* PROBLEM STATEMENT *
Reproduce verbatim every line of the material from the line containing "row-executed: 488,2 xyxy=(767,274,862,338)" down to the line containing "row-allocated: 1 960,8 xyxy=(668,338,767,482)", including both of those lines.

[Layout dataset entries]
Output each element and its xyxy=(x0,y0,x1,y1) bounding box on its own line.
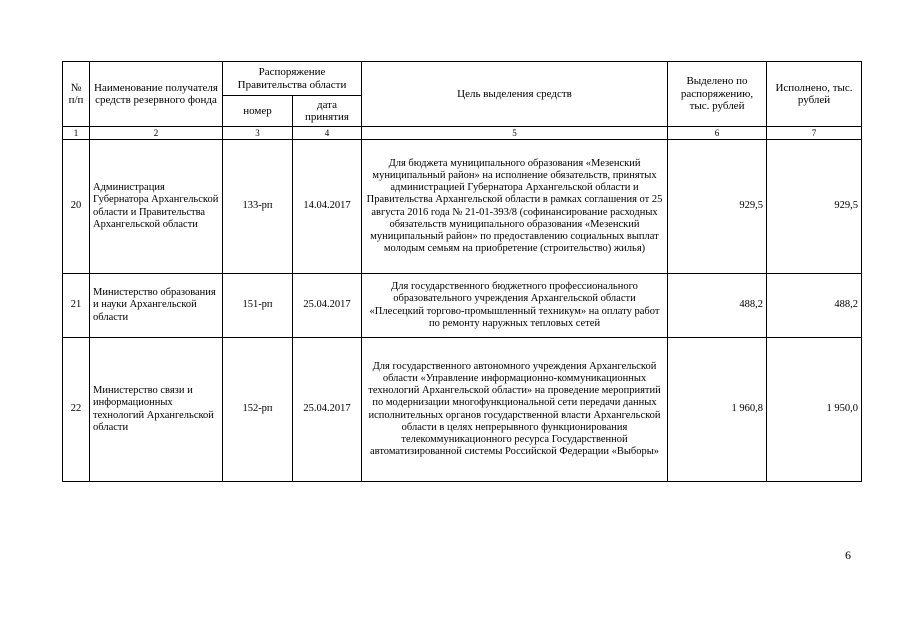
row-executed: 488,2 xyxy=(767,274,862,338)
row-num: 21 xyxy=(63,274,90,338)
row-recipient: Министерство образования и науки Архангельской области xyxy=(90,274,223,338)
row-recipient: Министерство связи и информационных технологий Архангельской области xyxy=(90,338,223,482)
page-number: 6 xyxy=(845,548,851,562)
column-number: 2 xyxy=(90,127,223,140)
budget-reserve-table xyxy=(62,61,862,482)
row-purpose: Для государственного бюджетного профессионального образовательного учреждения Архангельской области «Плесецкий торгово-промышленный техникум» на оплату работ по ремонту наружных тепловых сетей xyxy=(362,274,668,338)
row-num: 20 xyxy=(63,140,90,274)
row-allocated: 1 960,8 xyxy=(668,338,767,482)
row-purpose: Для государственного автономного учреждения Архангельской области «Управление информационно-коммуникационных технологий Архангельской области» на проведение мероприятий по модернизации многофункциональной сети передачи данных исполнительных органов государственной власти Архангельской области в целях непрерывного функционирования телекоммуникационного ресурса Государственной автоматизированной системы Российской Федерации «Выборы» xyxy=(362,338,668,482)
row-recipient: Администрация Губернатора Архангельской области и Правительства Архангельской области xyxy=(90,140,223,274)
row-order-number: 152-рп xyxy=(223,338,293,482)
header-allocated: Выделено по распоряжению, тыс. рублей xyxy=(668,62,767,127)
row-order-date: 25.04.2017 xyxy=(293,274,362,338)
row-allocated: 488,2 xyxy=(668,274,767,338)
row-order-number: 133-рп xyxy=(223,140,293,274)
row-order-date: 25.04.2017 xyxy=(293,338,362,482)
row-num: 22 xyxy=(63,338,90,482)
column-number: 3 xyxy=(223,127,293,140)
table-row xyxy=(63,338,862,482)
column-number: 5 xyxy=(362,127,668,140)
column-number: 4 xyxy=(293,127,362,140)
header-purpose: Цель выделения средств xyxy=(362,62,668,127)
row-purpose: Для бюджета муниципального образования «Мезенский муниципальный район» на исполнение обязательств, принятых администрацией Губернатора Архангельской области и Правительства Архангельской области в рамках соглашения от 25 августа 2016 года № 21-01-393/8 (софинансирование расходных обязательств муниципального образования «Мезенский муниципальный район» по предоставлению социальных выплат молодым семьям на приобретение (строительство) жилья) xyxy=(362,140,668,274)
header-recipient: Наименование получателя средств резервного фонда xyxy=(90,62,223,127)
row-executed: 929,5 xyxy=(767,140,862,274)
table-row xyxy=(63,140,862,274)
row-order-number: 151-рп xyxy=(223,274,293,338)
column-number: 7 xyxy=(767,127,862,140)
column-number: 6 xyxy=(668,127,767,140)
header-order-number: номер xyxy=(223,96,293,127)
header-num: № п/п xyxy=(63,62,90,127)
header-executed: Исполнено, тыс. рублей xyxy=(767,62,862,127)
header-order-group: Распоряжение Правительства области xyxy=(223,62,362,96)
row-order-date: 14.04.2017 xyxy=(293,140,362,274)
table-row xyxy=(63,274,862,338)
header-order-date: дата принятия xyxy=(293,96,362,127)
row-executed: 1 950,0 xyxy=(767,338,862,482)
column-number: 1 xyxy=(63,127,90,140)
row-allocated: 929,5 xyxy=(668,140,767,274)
...
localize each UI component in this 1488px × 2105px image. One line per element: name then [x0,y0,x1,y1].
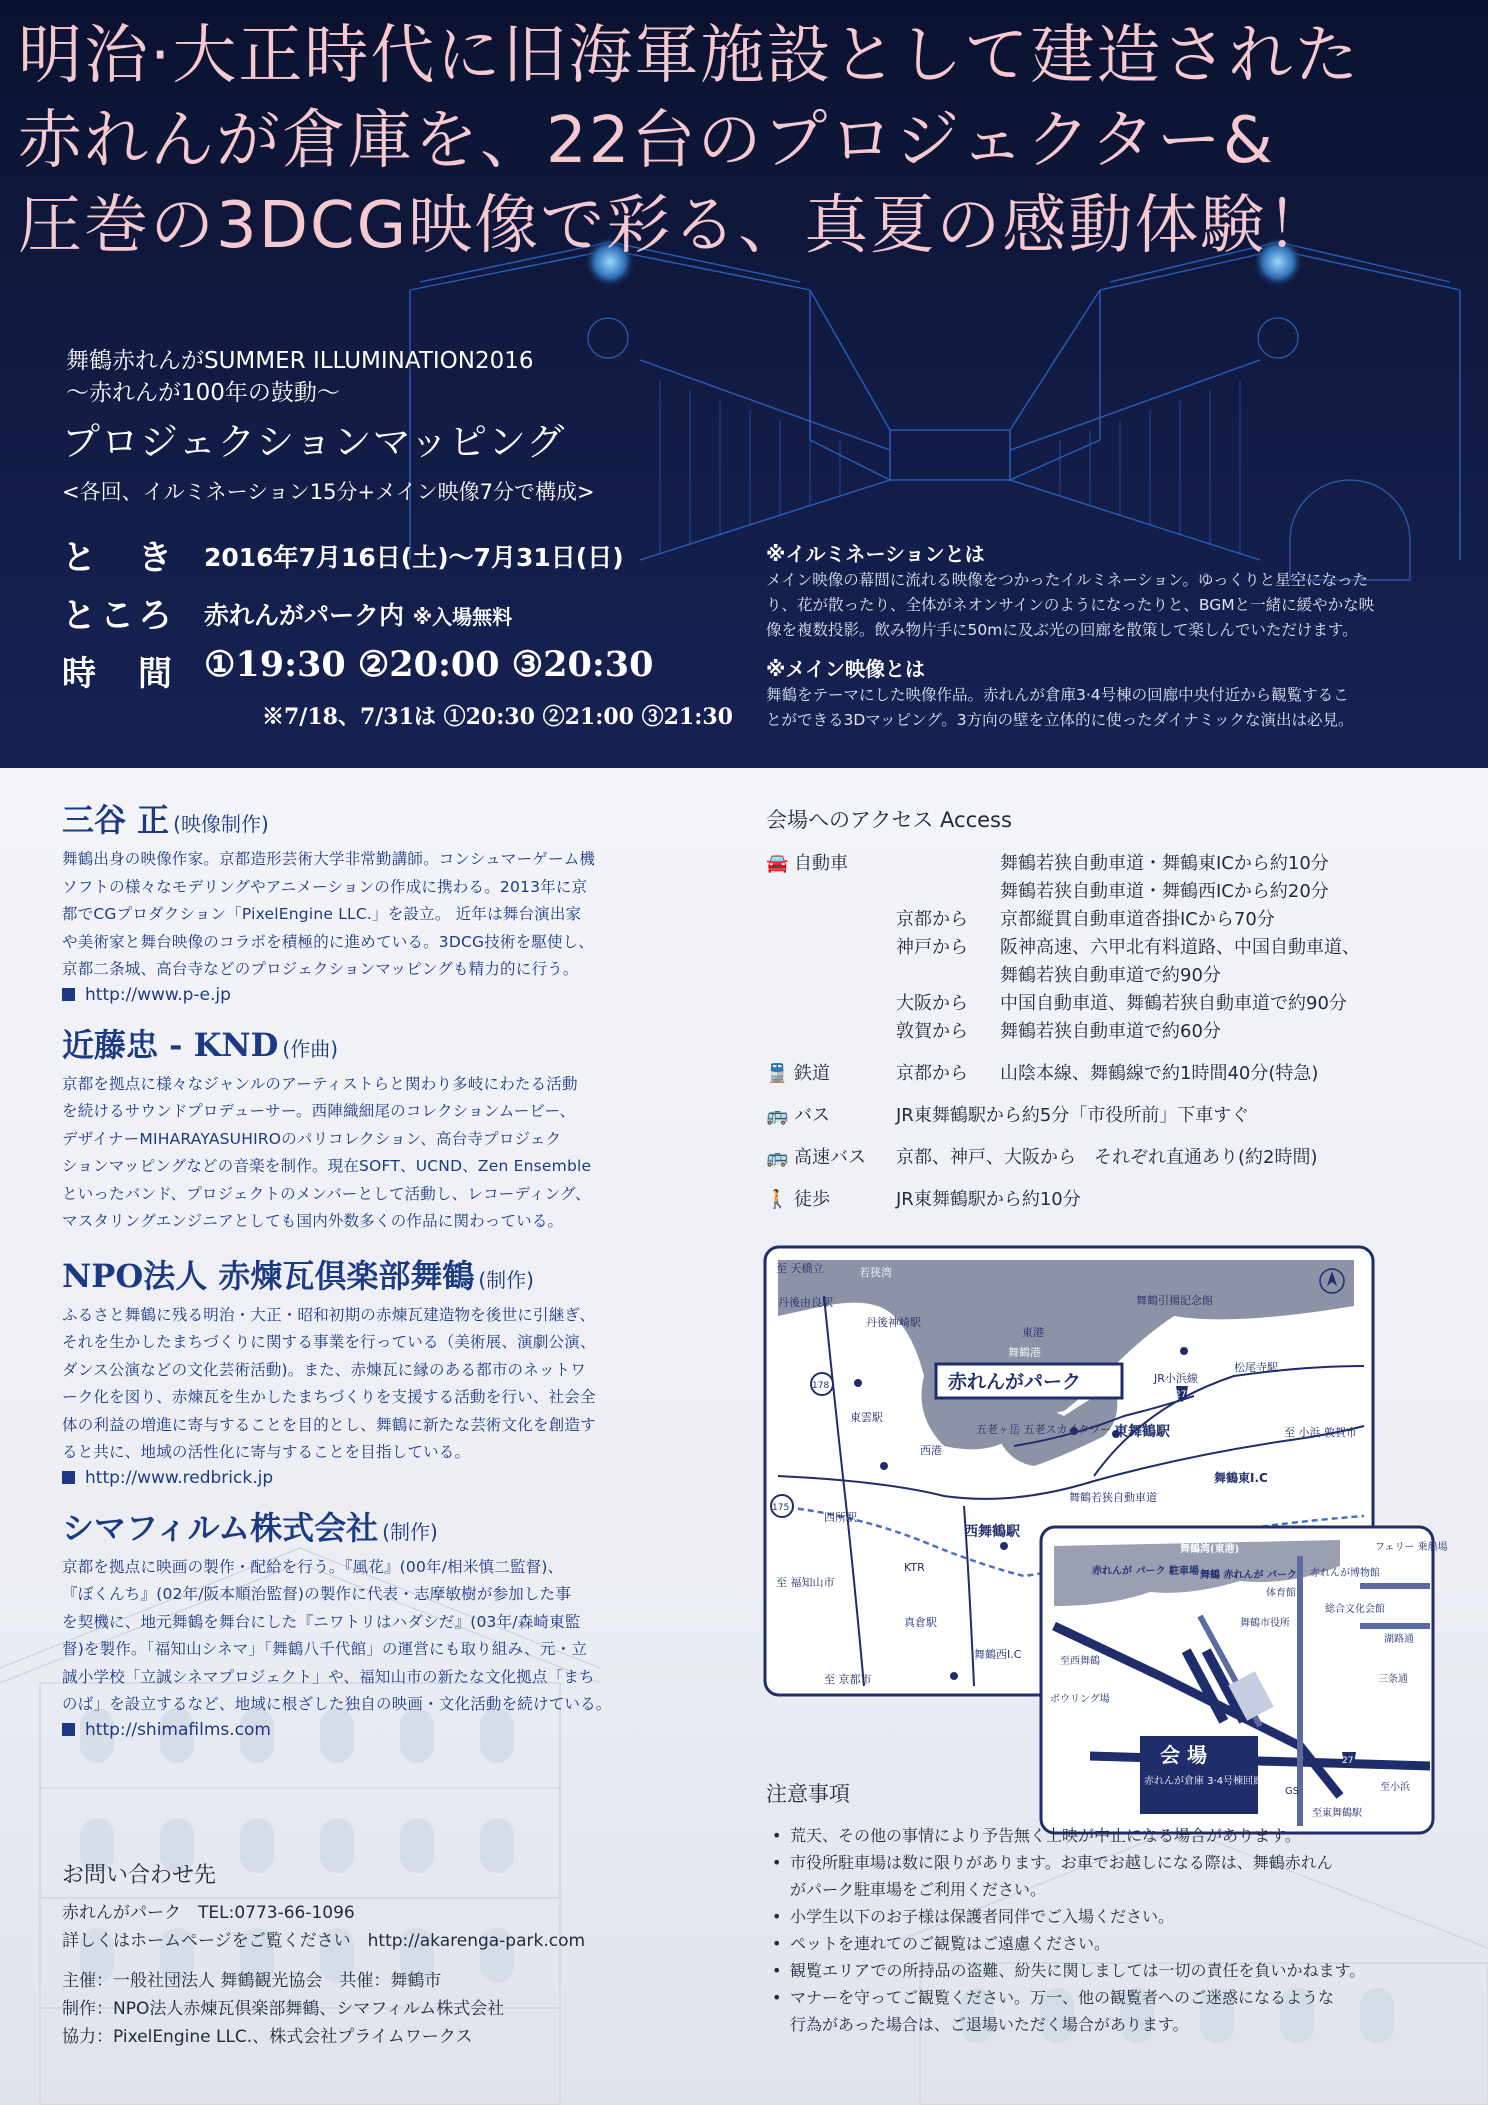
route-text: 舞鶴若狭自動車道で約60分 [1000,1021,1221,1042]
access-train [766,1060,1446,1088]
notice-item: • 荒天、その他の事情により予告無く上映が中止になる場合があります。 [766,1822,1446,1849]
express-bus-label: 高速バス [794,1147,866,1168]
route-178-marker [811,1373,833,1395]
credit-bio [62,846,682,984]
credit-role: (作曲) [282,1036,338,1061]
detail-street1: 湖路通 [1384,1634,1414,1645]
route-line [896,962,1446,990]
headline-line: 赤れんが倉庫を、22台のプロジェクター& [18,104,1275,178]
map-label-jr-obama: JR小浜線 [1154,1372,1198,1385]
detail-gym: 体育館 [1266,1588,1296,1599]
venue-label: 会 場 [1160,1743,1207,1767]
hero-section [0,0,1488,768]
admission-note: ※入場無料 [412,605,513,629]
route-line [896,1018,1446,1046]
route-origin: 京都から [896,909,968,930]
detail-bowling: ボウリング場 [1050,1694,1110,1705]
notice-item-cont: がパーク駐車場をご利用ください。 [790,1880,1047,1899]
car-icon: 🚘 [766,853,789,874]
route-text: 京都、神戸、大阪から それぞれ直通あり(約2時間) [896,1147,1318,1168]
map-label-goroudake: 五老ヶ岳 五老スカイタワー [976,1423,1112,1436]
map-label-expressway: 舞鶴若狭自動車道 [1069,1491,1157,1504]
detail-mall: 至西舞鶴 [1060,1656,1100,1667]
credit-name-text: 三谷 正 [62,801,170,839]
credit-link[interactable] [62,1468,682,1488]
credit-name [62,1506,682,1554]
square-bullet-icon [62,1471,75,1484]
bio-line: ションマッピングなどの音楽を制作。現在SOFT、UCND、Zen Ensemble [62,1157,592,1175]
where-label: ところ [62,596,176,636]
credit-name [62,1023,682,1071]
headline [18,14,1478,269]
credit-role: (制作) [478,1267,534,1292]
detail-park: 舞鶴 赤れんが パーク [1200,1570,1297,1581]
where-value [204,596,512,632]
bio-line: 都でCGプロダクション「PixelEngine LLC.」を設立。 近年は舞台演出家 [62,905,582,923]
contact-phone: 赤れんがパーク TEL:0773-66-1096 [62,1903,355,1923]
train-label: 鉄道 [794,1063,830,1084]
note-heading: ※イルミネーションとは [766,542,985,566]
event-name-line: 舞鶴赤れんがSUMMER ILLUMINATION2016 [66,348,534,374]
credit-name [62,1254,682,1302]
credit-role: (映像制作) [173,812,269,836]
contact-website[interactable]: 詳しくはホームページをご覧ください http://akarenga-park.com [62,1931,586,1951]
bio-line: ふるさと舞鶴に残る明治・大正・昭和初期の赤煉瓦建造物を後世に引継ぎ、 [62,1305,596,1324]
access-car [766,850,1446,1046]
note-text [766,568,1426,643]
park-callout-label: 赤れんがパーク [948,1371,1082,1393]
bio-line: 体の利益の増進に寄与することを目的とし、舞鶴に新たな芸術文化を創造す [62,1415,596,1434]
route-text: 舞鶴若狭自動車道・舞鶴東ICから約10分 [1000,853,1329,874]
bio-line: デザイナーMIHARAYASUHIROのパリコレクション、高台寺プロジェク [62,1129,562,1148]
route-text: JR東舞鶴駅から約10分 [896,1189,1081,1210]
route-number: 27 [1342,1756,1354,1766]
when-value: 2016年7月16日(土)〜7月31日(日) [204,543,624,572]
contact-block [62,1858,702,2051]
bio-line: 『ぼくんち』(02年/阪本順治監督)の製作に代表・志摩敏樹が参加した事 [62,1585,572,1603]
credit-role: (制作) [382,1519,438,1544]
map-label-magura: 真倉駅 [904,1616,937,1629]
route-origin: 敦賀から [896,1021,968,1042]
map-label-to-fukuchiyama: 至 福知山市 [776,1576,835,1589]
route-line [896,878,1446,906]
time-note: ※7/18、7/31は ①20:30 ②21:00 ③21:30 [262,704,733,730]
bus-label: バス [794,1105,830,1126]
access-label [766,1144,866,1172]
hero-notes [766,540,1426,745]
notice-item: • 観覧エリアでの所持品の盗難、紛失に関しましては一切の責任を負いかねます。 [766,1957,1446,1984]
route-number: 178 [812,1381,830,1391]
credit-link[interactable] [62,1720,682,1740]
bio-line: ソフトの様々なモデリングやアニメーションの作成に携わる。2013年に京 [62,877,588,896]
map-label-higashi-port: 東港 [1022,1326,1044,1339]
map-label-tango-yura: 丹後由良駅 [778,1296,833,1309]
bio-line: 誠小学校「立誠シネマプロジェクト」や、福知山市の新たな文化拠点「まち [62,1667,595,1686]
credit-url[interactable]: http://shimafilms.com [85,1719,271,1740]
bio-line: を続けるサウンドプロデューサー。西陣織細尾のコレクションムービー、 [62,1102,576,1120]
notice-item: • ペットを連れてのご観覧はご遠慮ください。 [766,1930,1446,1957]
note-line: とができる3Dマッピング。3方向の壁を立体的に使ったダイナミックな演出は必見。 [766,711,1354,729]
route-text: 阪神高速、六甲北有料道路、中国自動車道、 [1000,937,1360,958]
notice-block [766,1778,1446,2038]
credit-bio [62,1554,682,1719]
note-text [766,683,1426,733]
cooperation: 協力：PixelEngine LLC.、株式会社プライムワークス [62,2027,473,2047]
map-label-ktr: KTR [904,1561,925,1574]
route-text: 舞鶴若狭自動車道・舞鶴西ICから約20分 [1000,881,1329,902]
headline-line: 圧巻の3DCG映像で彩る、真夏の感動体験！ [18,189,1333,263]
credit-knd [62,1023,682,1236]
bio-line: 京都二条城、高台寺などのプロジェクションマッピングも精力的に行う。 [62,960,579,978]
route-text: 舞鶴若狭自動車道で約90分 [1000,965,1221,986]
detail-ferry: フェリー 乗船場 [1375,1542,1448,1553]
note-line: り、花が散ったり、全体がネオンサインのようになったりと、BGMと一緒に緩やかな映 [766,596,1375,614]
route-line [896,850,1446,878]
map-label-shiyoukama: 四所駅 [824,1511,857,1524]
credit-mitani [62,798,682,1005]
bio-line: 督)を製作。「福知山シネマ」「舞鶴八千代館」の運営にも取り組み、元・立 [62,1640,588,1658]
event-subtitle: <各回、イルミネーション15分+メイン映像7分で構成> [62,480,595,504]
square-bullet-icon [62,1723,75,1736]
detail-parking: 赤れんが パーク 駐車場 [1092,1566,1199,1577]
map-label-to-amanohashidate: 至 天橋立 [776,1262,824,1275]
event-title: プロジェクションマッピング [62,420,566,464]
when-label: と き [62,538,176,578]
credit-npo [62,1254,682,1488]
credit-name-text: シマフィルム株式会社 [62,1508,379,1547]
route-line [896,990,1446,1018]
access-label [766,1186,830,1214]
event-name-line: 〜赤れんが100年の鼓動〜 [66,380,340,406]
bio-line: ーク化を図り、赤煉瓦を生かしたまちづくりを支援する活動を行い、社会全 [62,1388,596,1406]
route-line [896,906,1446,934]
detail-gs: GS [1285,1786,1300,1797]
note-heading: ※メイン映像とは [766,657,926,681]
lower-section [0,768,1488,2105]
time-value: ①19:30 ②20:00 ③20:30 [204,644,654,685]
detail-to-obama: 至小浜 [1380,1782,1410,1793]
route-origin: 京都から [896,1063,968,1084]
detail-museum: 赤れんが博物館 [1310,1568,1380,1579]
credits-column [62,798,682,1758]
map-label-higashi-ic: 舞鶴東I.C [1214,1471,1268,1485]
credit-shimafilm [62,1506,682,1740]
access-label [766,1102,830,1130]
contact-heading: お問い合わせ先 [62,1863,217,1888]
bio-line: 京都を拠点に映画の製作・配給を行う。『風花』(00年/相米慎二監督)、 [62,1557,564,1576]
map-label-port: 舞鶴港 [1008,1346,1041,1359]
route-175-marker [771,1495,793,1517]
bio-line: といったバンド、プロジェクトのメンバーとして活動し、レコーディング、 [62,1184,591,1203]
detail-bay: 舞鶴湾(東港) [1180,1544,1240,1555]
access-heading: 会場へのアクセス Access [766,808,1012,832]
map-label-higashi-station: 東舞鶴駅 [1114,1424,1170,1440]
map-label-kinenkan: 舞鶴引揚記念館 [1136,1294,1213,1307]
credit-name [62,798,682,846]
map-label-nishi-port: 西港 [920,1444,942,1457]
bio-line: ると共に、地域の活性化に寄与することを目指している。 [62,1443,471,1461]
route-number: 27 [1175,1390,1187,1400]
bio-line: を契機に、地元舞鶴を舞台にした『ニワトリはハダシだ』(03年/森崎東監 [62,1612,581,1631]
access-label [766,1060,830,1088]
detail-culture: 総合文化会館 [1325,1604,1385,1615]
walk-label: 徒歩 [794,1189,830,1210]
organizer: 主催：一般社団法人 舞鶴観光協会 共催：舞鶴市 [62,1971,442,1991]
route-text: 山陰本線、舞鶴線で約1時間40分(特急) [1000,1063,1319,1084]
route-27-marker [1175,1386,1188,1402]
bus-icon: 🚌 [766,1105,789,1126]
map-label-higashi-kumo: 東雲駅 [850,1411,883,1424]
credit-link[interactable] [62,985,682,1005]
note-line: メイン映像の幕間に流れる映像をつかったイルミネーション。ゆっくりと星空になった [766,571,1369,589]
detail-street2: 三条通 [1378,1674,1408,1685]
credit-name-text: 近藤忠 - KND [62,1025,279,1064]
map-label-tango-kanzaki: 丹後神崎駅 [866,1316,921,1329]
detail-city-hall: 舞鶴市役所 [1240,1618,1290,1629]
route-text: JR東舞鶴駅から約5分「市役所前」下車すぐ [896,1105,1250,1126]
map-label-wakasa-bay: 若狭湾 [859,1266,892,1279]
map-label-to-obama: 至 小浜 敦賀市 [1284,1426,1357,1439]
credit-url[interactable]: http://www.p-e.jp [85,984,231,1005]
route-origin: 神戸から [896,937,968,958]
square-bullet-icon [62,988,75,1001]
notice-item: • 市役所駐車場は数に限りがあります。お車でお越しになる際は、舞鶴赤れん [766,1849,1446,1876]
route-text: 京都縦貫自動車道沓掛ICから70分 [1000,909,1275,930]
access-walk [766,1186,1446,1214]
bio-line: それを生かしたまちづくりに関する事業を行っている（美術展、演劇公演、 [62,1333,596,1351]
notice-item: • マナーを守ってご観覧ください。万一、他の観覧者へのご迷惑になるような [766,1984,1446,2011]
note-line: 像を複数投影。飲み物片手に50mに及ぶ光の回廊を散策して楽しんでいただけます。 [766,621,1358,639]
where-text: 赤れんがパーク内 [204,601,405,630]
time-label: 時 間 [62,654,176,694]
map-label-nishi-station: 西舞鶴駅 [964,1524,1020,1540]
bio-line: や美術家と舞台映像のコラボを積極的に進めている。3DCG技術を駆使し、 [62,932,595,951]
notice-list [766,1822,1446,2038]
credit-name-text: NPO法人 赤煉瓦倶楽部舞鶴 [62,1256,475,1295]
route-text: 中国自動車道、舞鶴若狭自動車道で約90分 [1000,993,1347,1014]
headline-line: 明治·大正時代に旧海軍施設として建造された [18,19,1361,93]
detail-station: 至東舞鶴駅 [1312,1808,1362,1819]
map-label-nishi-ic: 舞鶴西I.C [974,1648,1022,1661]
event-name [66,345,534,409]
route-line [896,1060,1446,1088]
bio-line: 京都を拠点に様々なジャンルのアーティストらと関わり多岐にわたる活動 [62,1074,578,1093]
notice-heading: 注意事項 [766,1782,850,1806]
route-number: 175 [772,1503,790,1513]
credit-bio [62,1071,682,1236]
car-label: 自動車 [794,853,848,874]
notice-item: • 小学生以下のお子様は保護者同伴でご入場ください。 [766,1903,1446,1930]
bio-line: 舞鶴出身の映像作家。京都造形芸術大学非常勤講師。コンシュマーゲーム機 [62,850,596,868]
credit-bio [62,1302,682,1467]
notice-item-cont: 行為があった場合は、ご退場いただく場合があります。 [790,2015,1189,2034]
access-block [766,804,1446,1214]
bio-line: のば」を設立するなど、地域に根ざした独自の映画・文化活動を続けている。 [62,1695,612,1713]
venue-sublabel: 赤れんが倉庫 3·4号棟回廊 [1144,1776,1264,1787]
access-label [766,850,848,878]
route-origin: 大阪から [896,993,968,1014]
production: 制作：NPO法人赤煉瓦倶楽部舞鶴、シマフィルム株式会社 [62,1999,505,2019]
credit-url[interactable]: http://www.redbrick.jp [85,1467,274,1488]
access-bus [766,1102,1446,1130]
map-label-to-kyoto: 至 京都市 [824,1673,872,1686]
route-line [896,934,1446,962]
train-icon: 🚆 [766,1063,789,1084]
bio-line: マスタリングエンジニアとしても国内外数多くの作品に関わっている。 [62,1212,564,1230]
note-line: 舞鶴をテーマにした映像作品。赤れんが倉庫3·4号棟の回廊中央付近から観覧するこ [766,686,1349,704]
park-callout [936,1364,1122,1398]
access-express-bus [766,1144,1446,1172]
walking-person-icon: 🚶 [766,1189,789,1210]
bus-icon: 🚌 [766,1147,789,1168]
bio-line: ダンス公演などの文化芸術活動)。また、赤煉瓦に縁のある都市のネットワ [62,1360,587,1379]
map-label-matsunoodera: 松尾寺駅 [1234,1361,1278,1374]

* SOLUTION TO THIS TASK *
row-executed: 488,2 xyxy=(767,274,862,338)
row-num: 21 xyxy=(63,274,90,338)
row-recipient: Министерство образования и науки Архангельской области xyxy=(90,274,223,338)
row-recipient: Министерство связи и информационных технологий Архангельской области xyxy=(90,338,223,482)
page-number: 6 xyxy=(845,548,851,562)
column-number: 2 xyxy=(90,127,223,140)
budget-reserve-table xyxy=(62,61,862,482)
row-purpose: Для государственного бюджетного профессионального образовательного учреждения Архангельской области «Плесецкий торгово-промышленный техникум» на оплату работ по ремонту наружных тепловых сетей xyxy=(362,274,668,338)
row-num: 20 xyxy=(63,140,90,274)
row-allocated: 1 960,8 xyxy=(668,338,767,482)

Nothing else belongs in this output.